** START **
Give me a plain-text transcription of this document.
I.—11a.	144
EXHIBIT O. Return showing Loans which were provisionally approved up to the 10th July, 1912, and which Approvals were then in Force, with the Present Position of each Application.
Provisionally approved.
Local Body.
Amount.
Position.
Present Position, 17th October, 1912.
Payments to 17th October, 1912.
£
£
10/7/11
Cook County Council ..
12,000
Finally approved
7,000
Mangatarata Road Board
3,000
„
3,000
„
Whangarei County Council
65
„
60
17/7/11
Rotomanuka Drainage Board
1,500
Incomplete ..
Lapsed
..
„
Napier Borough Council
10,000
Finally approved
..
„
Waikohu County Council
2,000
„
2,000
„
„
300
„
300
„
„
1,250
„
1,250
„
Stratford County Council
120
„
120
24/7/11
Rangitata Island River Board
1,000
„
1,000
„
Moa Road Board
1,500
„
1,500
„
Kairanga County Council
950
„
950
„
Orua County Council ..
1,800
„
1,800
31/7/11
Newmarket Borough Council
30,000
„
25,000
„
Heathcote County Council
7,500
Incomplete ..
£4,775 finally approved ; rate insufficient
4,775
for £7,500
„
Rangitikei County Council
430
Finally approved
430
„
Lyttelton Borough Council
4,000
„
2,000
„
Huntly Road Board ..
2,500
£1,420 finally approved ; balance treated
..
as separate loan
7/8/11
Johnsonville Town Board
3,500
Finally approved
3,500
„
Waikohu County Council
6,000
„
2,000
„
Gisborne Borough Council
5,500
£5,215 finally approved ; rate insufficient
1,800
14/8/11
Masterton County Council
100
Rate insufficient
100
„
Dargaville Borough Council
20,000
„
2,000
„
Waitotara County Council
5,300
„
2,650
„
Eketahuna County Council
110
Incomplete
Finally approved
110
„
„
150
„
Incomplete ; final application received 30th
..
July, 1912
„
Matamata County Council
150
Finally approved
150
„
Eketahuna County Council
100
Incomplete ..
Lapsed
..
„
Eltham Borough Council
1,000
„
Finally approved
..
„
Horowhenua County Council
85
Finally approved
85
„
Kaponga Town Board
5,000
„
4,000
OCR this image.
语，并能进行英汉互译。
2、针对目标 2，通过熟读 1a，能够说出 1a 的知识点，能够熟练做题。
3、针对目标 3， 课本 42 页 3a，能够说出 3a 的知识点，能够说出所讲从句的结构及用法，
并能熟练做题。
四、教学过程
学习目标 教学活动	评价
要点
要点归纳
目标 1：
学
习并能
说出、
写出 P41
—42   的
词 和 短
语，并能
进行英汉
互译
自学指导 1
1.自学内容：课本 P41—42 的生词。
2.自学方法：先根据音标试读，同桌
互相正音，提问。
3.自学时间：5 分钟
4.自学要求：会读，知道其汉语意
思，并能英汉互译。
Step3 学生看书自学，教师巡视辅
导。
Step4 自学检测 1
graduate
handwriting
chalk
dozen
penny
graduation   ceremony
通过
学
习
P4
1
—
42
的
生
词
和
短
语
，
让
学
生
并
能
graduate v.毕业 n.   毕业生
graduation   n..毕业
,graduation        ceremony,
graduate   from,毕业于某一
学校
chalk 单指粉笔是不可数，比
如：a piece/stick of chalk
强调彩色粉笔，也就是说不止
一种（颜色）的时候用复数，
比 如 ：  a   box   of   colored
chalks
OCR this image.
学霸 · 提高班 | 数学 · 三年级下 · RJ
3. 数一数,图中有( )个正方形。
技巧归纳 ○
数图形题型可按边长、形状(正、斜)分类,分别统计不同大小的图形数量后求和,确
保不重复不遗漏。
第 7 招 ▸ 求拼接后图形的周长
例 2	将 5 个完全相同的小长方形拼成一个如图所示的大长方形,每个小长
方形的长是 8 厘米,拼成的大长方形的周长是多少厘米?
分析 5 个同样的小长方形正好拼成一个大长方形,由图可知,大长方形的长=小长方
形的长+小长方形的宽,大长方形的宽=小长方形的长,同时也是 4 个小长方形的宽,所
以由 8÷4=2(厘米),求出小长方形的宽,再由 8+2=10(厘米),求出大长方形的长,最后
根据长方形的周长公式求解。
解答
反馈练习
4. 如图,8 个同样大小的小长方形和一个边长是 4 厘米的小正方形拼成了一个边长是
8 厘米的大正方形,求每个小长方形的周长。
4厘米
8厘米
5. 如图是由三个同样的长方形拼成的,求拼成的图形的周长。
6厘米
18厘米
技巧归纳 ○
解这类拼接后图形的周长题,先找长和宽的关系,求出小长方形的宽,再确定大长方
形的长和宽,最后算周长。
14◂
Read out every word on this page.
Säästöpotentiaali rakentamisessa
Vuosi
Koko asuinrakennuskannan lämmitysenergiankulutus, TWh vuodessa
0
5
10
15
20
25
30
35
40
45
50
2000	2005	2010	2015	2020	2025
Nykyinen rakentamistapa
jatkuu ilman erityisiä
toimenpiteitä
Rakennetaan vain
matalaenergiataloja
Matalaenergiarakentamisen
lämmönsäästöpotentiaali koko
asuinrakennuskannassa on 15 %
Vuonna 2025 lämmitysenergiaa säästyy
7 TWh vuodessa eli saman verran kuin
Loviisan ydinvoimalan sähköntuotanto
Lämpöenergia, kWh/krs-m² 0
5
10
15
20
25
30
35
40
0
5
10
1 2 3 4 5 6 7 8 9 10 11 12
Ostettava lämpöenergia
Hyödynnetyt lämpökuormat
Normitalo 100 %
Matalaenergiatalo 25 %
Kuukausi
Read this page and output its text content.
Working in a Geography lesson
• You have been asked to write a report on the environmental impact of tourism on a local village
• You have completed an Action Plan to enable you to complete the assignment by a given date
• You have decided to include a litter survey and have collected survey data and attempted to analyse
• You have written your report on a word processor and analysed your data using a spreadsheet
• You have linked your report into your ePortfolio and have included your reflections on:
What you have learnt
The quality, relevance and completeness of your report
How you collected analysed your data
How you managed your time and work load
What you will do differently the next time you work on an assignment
** END **
Copy out each record, keeping every word as it is.

Give me a plain-text transcription of this document.
I.—11a.	144
EXHIBIT O. Return showing Loans which were provisionally approved up to the 10th July, 1912, and which Approvals were then in Force, with the Present Position of each Application.
Provisionally approved.
Local Body.
Amount.
Position.
Present Position, 17th October, 1912.
Payments to 17th October, 1912.
£
£
10/7/11
Cook County Council ..
12,000
Finally approved
7,000
Mangatarata Road Board
3,000
„
3,000
„
Whangarei County Council
65
„
60
17/7/11
Rotomanuka Drainage Board
1,500
Incomplete ..
Lapsed
..
„
Napier Borough Council
10,000
Finally approved
..
„
Waikohu County Council
2,000
„
2,000
„
„
300
„
300
„
„
1,250
„
1,250
„
Stratford County Council
120
„
120
24/7/11
Rangitata Island River Board
1,000
„
1,000
„
Moa Road Board
1,500
„
1,500
„
Kairanga County Council
950
„
950
„
Orua County Council ..
1,800
„
1,800
31/7/11
Newmarket Borough Council
30,000
„
25,000
„
Heathcote County Council
7,500
Incomplete ..
£4,775 finally approved ; rate insufficient
4,775
for £7,500
„
Rangitikei County Council
430
Finally approved
430
„
Lyttelton Borough Council
4,000
„
2,000
„
Huntly Road Board ..
2,500
£1,420 finally approved ; balance treated
..
as separate loan
7/8/11
Johnsonville Town Board
3,500
Finally approved
3,500
„
Waikohu County Council
6,000
„
2,000
„
Gisborne Borough Council
5,500
£5,215 finally approved ; rate insufficient
1,800
14/8/11
Masterton County Council
100
Rate insufficient
100
„
Dargaville Borough Council
20,000
„
2,000
„
Waitotara County Council
5,300
„
2,650
„
Eketahuna County Council
110
Incomplete
Finally approved
110
„
„
150
„
Incomplete ; final application received 30th
..
July, 1912
„
Matamata County Council
150
Finally approved
150
„
Eketahuna County Council
100
Incomplete ..
Lapsed
..
„
Eltham Borough Council
1,000
„
Finally approved
..
„
Horowhenua County Council
85
Finally approved
85
„
Kaponga Town Board
5,000
„
4,000
OCR this image.
语，并能进行英汉互译。
2、针对目标 2，通过熟读 1a，能够说出 1a 的知识点，能够熟练做题。
3、针对目标 3， 课本 42 页 3a，能够说出 3a 的知识点，能够说出所讲从句的结构及用法，
并能熟练做题。
四、教学过程
学习目标 教学活动	评价
要点
要点归纳
目标 1：
学
习并能
说出、
写出 P41
—42   的
词 和 短
语，并能
进行英汉
互译
自学指导 1
1.自学内容：课本 P41—42 的生词。
2.自学方法：先根据音标试读，同桌
互相正音，提问。
3.自学时间：5 分钟
4.自学要求：会读，知道其汉语意
思，并能英汉互译。
Step3 学生看书自学，教师巡视辅
导。
Step4 自学检测 1
graduate
handwriting
chalk
dozen
penny
graduation   ceremony
通过
学
习
P4
1
—
42
的
生
词
和
短
语
，
让
学
生
并
能
graduate v.毕业 n.   毕业生
graduation   n..毕业
,graduation        ceremony,
graduate   from,毕业于某一
学校
chalk 单指粉笔是不可数，比
如：a piece/stick of chalk
强调彩色粉笔，也就是说不止
一种（颜色）的时候用复数，
比 如 ：  a   box   of   colored
chalks
OCR this image.
学霸 · 提高班 | 数学 · 三年级下 · RJ
3. 数一数,图中有( )个正方形。
技巧归纳 ○
数图形题型可按边长、形状(正、斜)分类,分别统计不同大小的图形数量后求和,确
保不重复不遗漏。
第 7 招 ▸ 求拼接后图形的周长
例 2	将 5 个完全相同的小长方形拼成一个如图所示的大长方形,每个小长
方形的长是 8 厘米,拼成的大长方形的周长是多少厘米?
分析 5 个同样的小长方形正好拼成一个大长方形,由图可知,大长方形的长=小长方
形的长+小长方形的宽,大长方形的宽=小长方形的长,同时也是 4 个小长方形的宽,所
以由 8÷4=2(厘米),求出小长方形的宽,再由 8+2=10(厘米),求出大长方形的长,最后
根据长方形的周长公式求解。
解答
反馈练习
4. 如图,8 个同样大小的小长方形和一个边长是 4 厘米的小正方形拼成了一个边长是
8 厘米的大正方形,求每个小长方形的周长。
4厘米
8厘米
5. 如图是由三个同样的长方形拼成的,求拼成的图形的周长。
6厘米
18厘米
技巧归纳 ○
解这类拼接后图形的周长题,先找长和宽的关系,求出小长方形的宽,再确定大长方
形的长和宽,最后算周长。
14◂
Read out every word on this page.
Säästöpotentiaali rakentamisessa
Vuosi
Koko asuinrakennuskannan lämmitysenergiankulutus, TWh vuodessa
0
5
10
15
20
25
30
35
40
45
50
2000	2005	2010	2015	2020	2025
Nykyinen rakentamistapa
jatkuu ilman erityisiä
toimenpiteitä
Rakennetaan vain
matalaenergiataloja
Matalaenergiarakentamisen
lämmönsäästöpotentiaali koko
asuinrakennuskannassa on 15 %
Vuonna 2025 lämmitysenergiaa säästyy
7 TWh vuodessa eli saman verran kuin
Loviisan ydinvoimalan sähköntuotanto
Lämpöenergia, kWh/krs-m² 0
5
10
15
20
25
30
35
40
0
5
10
1 2 3 4 5 6 7 8 9 10 11 12
Ostettava lämpöenergia
Hyödynnetyt lämpökuormat
Normitalo 100 %
Matalaenergiatalo 25 %
Kuukausi
Read this page and output its text content.
Working in a Geography lesson
• You have been asked to write a report on the environmental impact of tourism on a local village
• You have completed an Action Plan to enable you to complete the assignment by a given date
• You have decided to include a litter survey and have collected survey data and attempted to analyse
• You have written your report on a word processor and analysed your data using a spreadsheet
• You have linked your report into your ePortfolio and have included your reflections on:
What you have learnt
The quality, relevance and completeness of your report
How you collected analysed your data
How you managed your time and work load
What you will do differently the next time you work on an assignment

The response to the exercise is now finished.